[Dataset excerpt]
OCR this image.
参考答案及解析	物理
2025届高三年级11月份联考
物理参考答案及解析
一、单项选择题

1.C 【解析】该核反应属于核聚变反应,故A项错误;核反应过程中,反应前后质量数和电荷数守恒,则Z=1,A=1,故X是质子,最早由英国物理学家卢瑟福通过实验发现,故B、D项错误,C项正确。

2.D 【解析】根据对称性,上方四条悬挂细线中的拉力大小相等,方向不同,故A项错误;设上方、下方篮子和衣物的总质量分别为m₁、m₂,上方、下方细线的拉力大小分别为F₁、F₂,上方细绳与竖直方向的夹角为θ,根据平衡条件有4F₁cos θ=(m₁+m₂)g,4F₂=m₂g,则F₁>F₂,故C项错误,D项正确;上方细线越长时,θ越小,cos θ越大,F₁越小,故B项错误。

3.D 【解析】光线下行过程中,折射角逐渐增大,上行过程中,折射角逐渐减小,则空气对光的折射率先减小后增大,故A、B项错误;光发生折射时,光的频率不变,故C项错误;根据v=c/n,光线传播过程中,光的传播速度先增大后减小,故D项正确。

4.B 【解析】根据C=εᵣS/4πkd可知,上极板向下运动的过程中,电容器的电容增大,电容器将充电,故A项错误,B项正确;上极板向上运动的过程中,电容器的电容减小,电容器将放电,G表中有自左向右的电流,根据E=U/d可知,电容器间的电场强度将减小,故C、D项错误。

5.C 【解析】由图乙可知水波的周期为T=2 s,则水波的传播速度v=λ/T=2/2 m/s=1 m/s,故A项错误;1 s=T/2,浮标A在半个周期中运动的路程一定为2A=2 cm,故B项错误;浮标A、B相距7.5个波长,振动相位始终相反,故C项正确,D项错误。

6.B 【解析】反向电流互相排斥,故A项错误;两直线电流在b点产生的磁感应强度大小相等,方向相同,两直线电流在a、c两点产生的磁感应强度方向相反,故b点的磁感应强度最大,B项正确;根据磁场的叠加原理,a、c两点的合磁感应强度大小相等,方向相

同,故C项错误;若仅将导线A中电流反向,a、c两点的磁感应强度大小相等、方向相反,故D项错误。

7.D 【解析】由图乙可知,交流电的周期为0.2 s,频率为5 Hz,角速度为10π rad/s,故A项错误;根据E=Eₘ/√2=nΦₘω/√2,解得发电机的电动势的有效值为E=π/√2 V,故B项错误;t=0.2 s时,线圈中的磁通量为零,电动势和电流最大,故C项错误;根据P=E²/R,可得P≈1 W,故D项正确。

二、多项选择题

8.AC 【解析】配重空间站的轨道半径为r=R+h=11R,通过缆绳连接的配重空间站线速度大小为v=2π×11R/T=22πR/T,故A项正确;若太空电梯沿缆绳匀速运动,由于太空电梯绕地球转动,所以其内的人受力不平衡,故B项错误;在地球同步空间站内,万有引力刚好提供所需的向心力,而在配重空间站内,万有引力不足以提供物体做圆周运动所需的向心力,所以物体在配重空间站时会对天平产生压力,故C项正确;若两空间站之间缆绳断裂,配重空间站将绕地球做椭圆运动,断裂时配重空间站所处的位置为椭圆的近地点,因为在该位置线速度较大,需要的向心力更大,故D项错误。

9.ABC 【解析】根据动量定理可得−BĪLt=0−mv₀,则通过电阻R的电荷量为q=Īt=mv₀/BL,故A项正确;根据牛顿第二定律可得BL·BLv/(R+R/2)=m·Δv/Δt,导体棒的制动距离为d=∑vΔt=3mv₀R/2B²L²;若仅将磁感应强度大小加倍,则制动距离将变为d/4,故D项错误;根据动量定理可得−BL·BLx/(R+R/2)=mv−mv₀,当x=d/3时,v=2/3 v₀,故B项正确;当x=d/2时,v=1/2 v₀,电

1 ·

- [Brief]:
Please repeat all the records above exactly as they appear.

- [Task response]:
OCR this image.
参考答案及解析	物理
2025届高三年级11月份联考
物理参考答案及解析
一、单项选择题

1.C 【解析】该核反应属于核聚变反应,故A项错误;核反应过程中,反应前后质量数和电荷数守恒,则Z=1,A=1,故X是质子,最早由英国物理学家卢瑟福通过实验发现,故B、D项错误,C项正确。

2.D 【解析】根据对称性,上方四条悬挂细线中的拉力大小相等,方向不同,故A项错误;设上方、下方篮子和衣物的总质量分别为m₁、m₂,上方、下方细线的拉力大小分别为F₁、F₂,上方细绳与竖直方向的夹角为θ,根据平衡条件有4F₁cos θ=(m₁+m₂)g,4F₂=m₂g,则F₁>F₂,故C项错误,D项正确;上方细线越长时,θ越小,cos θ越大,F₁越小,故B项错误。

3.D 【解析】光线下行过程中,折射角逐渐增大,上行过程中,折射角逐渐减小,则空气对光的折射率先减小后增大,故A、B项错误;光发生折射时,光的频率不变,故C项错误;根据v=c/n,光线传播过程中,光的传播速度先增大后减小,故D项正确。

4.B 【解析】根据C=εᵣS/4πkd可知,上极板向下运动的过程中,电容器的电容增大,电容器将充电,故A项错误,B项正确;上极板向上运动的过程中,电容器的电容减小,电容器将放电,G表中有自左向右的电流,根据E=U/d可知,电容器间的电场强度将减小,故C、D项错误。

5.C 【解析】由图乙可知水波的周期为T=2 s,则水波的传播速度v=λ/T=2/2 m/s=1 m/s,故A项错误;1 s=T/2,浮标A在半个周期中运动的路程一定为2A=2 cm,故B项错误;浮标A、B相距7.5个波长,振动相位始终相反,故C项正确,D项错误。

6.B 【解析】反向电流互相排斥,故A项错误;两直线电流在b点产生的磁感应强度大小相等,方向相同,两直线电流在a、c两点产生的磁感应强度方向相反,故b点的磁感应强度最大,B项正确;根据磁场的叠加原理,a、c两点的合磁感应强度大小相等,方向相

同,故C项错误;若仅将导线A中电流反向,a、c两点的磁感应强度大小相等、方向相反,故D项错误。

7.D 【解析】由图乙可知,交流电的周期为0.2 s,频率为5 Hz,角速度为10π rad/s,故A项错误;根据E=Eₘ/√2=nΦₘω/√2,解得发电机的电动势的有效值为E=π/√2 V,故B项错误;t=0.2 s时,线圈中的磁通量为零,电动势和电流最大,故C项错误;根据P=E²/R,可得P≈1 W,故D项正确。

二、多项选择题

8.AC 【解析】配重空间站的轨道半径为r=R+h=11R,通过缆绳连接的配重空间站线速度大小为v=2π×11R/T=22πR/T,故A项正确;若太空电梯沿缆绳匀速运动,由于太空电梯绕地球转动,所以其内的人受力不平衡,故B项错误;在地球同步空间站内,万有引力刚好提供所需的向心力,而在配重空间站内,万有引力不足以提供物体做圆周运动所需的向心力,所以物体在配重空间站时会对天平产生压力,故C项正确;若两空间站之间缆绳断裂,配重空间站将绕地球做椭圆运动,断裂时配重空间站所处的位置为椭圆的近地点,因为在该位置线速度较大,需要的向心力更大,故D项错误。

9.ABC 【解析】根据动量定理可得−BĪLt=0−mv₀,则通过电阻R的电荷量为q=Īt=mv₀/BL,故A项正确;根据牛顿第二定律可得BL·BLv/(R+R/2)=m·Δv/Δt,导体棒的制动距离为d=∑vΔt=3mv₀R/2B²L²;若仅将磁感应强度大小加倍,则制动距离将变为d/4,故D项错误;根据动量定理可得−BL·BLx/(R+R/2)=mv−mv₀,当x=d/3时,v=2/3 v₀,故B项正确;当x=d/2时,v=1/2 v₀,电

1 ·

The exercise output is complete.